* [Task objective] Look through the material and copy each line holding "Microsoft".

-- Start Provided records --

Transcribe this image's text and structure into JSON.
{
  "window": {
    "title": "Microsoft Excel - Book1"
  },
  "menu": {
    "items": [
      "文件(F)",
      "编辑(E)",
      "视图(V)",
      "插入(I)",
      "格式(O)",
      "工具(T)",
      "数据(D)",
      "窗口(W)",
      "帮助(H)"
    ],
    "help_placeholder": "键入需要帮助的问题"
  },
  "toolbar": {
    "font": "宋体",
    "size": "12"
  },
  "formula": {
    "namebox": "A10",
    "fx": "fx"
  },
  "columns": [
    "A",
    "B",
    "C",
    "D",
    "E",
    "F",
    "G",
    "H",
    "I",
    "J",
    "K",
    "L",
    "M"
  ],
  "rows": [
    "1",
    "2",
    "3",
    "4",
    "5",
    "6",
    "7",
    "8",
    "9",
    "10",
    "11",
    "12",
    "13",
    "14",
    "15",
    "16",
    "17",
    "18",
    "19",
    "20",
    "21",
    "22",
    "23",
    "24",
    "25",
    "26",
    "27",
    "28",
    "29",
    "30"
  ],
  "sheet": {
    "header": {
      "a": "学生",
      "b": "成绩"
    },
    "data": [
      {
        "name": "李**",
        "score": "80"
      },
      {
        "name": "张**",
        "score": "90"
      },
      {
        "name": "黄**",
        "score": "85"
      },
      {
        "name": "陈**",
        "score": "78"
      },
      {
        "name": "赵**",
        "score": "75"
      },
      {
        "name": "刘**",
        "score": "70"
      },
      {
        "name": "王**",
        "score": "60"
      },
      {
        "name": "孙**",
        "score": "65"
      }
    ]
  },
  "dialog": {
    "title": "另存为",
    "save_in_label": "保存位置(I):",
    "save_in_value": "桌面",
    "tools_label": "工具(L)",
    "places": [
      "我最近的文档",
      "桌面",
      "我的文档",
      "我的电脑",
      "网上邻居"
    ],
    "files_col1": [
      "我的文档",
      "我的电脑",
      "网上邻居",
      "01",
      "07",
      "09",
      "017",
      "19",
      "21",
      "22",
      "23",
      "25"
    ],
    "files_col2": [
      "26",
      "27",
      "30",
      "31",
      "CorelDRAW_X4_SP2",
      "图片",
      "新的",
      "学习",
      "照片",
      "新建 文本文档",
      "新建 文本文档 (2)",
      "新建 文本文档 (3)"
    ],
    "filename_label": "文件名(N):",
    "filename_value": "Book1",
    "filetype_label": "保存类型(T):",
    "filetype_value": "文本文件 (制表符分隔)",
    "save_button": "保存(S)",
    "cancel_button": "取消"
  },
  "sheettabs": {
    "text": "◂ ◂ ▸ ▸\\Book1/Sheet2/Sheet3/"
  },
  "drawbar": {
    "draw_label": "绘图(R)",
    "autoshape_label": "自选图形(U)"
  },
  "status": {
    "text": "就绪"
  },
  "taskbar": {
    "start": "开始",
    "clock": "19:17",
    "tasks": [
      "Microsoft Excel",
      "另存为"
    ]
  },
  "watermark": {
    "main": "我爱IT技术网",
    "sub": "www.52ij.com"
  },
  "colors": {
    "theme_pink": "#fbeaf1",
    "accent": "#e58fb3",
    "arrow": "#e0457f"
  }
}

-- End Provided records --

* [Written solution]
    "title": "Microsoft Excel - Book1"
      "Microsoft Excel",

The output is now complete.